## SET TASK
Report how many lines of these entries hold the string "JSON"; reply with the number alone.

[Collected data entries]

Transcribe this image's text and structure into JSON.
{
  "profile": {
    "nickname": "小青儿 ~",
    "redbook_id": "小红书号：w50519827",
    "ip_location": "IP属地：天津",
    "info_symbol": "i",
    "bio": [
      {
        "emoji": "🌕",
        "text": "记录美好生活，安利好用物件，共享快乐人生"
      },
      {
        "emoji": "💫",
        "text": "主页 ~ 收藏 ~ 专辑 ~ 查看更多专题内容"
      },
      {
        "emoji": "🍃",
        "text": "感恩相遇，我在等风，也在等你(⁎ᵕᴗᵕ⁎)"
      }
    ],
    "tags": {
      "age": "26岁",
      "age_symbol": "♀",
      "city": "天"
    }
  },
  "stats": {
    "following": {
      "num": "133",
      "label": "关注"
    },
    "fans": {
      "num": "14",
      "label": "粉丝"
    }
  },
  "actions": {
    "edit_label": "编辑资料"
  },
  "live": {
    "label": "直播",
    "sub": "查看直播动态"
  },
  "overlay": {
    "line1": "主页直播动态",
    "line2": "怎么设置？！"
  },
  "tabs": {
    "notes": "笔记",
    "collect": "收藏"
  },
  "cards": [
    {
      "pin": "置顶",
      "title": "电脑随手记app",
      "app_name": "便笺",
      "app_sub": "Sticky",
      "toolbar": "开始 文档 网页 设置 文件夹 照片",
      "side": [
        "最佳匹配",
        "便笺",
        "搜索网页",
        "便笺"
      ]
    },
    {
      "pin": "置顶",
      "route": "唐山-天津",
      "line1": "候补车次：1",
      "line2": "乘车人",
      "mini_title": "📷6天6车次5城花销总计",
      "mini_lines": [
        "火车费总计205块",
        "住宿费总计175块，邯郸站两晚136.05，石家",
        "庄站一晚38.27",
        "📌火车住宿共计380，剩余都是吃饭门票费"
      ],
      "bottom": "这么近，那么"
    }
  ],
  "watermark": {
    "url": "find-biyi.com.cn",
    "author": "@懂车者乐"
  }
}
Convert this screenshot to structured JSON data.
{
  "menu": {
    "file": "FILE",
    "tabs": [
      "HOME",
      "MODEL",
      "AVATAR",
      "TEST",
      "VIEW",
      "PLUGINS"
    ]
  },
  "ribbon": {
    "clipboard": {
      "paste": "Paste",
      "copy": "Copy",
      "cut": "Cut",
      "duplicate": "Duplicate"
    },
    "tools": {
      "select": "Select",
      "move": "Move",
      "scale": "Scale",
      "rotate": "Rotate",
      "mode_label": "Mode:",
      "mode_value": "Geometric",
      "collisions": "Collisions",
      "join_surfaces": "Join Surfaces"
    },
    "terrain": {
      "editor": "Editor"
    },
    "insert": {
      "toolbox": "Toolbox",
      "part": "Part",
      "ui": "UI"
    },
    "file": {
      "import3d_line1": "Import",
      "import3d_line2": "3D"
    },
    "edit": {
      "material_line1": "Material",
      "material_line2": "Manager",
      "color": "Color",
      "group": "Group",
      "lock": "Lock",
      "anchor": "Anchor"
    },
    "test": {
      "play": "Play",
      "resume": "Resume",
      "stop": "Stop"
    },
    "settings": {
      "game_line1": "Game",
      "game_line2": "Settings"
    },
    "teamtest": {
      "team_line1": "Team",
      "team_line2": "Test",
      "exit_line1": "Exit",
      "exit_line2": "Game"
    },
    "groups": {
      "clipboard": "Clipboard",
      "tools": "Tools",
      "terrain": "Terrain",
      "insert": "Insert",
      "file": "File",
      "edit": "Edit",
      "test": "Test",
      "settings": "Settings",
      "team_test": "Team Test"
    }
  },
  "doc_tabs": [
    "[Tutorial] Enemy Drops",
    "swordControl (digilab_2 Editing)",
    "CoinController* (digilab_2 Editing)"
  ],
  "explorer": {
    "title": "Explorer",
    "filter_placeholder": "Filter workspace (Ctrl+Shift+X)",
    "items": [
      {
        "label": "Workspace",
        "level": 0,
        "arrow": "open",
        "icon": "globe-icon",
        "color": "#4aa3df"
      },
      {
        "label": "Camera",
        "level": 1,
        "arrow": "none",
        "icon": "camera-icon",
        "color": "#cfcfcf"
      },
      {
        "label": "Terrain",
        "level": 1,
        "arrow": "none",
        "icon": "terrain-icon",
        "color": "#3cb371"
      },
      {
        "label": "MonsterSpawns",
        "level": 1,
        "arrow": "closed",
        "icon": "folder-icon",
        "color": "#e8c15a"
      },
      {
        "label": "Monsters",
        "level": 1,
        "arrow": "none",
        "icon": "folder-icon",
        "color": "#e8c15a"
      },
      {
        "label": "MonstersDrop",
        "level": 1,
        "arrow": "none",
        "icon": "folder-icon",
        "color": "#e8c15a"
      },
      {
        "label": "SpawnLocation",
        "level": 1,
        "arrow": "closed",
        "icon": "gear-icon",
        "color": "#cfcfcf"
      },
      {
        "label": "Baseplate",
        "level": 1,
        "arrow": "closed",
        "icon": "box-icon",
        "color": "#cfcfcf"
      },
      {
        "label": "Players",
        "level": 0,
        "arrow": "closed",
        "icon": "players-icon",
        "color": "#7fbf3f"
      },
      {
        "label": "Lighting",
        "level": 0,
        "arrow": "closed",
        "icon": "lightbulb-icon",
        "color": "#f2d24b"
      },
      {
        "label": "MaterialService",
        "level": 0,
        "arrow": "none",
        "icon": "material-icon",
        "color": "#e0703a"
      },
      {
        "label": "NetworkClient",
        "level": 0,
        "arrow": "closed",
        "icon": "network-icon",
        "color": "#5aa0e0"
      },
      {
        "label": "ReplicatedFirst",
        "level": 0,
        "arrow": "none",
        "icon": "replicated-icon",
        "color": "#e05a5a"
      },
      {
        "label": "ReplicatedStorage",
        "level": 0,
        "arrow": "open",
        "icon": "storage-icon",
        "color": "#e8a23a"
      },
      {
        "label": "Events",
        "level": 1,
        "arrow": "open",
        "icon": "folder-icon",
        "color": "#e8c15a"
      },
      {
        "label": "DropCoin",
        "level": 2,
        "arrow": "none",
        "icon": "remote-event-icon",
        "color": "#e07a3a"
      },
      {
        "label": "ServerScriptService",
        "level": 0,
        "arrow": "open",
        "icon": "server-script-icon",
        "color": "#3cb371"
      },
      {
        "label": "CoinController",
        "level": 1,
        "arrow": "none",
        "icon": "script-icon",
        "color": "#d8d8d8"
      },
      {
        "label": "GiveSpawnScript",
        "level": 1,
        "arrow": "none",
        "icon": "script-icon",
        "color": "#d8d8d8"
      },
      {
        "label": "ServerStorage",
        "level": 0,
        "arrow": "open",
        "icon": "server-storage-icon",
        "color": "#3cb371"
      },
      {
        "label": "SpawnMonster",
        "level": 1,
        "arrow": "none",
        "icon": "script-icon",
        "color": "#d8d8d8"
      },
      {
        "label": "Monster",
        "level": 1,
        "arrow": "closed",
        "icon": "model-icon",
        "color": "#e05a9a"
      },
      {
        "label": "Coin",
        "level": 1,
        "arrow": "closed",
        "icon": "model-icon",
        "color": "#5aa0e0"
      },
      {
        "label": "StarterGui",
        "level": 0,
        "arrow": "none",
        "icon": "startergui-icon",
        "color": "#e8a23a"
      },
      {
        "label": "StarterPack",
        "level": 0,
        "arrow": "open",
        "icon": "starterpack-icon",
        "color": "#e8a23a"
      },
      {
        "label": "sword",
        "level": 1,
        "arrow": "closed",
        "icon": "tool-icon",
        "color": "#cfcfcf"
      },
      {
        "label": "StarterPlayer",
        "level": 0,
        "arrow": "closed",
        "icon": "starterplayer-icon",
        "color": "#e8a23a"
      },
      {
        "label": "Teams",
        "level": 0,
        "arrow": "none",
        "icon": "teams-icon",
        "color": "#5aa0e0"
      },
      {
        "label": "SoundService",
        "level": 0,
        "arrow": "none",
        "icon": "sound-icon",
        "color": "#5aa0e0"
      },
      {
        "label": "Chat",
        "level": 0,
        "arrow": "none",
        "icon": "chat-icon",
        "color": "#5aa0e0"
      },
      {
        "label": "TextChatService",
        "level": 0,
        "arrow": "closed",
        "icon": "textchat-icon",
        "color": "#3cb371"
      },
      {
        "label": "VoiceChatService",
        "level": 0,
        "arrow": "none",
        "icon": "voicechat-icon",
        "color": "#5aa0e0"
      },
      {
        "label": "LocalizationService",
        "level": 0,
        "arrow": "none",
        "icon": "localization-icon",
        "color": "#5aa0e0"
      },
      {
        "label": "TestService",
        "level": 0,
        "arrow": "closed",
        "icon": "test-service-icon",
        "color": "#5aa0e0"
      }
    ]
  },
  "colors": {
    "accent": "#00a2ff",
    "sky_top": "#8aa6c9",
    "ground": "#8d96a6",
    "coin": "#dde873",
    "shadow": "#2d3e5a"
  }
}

## THE SOLUTION
2